• **Task details**
Lines that hold the word "divide" should be located and copied.

## Begin

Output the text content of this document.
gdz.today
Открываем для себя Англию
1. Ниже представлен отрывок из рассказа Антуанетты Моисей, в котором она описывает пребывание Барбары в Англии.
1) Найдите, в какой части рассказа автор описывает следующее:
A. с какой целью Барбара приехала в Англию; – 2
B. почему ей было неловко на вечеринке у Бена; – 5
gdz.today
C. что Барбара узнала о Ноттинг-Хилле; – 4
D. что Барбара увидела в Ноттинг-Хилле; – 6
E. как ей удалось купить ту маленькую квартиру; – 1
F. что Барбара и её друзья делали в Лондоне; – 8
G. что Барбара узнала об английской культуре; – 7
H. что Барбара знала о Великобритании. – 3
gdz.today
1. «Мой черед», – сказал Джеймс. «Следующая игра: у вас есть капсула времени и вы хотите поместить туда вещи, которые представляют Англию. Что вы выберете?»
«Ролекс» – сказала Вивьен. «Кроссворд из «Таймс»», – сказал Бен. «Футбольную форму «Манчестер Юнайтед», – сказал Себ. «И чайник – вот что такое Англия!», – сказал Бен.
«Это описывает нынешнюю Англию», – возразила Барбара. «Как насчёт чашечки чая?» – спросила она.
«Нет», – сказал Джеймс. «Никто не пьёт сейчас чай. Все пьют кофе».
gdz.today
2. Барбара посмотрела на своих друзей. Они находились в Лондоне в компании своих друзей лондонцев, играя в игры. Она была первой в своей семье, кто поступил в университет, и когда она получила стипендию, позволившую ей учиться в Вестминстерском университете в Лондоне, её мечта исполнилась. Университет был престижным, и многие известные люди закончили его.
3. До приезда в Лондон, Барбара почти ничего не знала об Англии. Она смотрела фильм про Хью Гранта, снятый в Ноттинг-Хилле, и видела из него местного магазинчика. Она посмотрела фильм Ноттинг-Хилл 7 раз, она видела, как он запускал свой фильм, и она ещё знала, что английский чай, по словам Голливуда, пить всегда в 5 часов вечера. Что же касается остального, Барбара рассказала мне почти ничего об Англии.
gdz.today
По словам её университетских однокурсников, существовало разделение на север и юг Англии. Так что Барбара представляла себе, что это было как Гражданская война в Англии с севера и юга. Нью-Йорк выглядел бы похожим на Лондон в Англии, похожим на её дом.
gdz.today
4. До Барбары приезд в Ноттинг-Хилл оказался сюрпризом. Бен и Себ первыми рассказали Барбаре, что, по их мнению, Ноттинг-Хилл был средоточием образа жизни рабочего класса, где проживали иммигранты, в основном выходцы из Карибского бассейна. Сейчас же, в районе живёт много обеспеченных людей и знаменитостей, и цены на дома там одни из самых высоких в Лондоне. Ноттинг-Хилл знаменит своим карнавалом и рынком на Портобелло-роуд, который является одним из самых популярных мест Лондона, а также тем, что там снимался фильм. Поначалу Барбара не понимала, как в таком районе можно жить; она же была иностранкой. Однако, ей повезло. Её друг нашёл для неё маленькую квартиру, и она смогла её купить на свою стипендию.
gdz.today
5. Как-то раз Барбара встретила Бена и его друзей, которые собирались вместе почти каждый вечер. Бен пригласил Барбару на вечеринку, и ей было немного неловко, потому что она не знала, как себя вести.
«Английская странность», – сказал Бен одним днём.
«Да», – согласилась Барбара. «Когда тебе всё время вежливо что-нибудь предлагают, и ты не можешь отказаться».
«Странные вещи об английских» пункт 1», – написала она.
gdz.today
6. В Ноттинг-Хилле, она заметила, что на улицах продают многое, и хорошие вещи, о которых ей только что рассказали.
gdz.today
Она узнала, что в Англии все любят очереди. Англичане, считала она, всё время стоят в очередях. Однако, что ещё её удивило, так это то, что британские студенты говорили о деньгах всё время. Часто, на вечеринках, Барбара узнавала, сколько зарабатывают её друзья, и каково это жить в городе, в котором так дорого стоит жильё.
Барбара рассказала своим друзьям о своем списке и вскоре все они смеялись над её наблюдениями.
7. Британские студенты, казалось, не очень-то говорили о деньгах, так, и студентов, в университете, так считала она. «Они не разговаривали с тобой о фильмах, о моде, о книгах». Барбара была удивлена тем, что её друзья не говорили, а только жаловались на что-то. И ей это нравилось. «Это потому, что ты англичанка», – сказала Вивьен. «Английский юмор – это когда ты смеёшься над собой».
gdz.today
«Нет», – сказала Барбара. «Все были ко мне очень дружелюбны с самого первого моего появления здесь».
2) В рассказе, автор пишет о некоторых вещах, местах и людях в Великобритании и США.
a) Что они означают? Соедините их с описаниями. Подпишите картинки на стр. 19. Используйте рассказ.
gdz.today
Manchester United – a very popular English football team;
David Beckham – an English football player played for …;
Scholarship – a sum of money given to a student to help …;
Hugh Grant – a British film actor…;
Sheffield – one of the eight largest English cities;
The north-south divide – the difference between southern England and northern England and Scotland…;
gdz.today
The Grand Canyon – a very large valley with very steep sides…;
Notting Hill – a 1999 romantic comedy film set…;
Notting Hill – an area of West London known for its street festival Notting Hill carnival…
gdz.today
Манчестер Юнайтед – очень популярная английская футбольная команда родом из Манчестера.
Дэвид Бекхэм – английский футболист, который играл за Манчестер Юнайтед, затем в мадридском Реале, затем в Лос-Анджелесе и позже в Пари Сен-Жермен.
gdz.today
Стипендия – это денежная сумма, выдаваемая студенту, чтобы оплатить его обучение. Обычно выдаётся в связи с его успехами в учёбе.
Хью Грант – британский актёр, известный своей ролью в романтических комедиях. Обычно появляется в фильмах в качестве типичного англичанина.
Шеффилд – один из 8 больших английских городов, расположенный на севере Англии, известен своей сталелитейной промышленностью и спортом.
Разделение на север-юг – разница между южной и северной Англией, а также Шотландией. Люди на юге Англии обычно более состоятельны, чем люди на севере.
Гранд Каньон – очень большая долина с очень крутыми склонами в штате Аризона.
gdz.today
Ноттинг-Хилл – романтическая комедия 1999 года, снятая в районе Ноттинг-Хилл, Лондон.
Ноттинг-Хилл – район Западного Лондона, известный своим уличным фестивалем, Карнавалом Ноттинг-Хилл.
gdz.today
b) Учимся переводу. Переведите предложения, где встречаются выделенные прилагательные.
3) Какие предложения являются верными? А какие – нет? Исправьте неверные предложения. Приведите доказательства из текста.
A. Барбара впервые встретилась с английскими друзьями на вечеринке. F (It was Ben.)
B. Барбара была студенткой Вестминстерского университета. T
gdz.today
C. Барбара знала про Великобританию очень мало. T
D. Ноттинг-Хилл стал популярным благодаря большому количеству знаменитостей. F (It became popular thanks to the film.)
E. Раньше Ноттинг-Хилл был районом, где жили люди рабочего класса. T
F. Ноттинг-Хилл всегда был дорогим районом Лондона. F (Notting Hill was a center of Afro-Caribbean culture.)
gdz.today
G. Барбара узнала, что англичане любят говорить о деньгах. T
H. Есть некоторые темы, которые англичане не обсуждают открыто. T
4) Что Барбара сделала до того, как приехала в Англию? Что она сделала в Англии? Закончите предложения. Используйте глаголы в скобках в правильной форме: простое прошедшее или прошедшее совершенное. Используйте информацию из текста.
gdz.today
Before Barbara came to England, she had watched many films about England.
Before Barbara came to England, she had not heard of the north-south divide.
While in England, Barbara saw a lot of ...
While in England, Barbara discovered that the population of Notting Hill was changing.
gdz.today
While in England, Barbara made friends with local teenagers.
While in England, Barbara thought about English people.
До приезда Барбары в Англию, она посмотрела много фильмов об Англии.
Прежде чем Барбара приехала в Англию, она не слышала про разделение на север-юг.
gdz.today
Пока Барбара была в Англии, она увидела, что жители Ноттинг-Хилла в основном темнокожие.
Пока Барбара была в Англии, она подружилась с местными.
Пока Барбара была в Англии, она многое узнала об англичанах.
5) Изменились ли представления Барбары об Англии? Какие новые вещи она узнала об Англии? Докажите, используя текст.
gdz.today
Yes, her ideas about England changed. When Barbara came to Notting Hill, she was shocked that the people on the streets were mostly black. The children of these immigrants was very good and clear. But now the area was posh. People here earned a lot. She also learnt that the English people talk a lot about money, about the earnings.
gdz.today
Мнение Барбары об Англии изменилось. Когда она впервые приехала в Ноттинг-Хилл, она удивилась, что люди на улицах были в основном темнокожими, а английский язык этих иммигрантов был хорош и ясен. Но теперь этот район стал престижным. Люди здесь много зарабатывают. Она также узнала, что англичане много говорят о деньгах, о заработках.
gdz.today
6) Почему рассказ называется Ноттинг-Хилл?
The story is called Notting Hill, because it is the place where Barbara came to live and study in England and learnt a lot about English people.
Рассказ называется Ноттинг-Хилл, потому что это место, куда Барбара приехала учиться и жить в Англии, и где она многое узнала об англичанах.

## End
## Begin

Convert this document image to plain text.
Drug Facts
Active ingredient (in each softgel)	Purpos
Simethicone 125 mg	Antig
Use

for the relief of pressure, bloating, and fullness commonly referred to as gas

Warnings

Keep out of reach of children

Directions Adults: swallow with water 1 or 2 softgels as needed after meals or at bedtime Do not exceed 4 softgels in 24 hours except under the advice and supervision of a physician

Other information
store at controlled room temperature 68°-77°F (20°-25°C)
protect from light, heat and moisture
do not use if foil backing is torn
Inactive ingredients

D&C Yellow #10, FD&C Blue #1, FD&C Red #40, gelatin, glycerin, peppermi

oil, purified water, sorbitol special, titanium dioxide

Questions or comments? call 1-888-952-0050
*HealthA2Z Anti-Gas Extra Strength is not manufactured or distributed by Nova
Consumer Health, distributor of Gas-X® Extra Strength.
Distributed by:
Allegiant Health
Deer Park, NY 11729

## End

• **Solution to the exercise**
The north-south divide – the difference between southern England and northern England and Scotland…;
Before Barbara came to England, she had not heard of the north-south divide.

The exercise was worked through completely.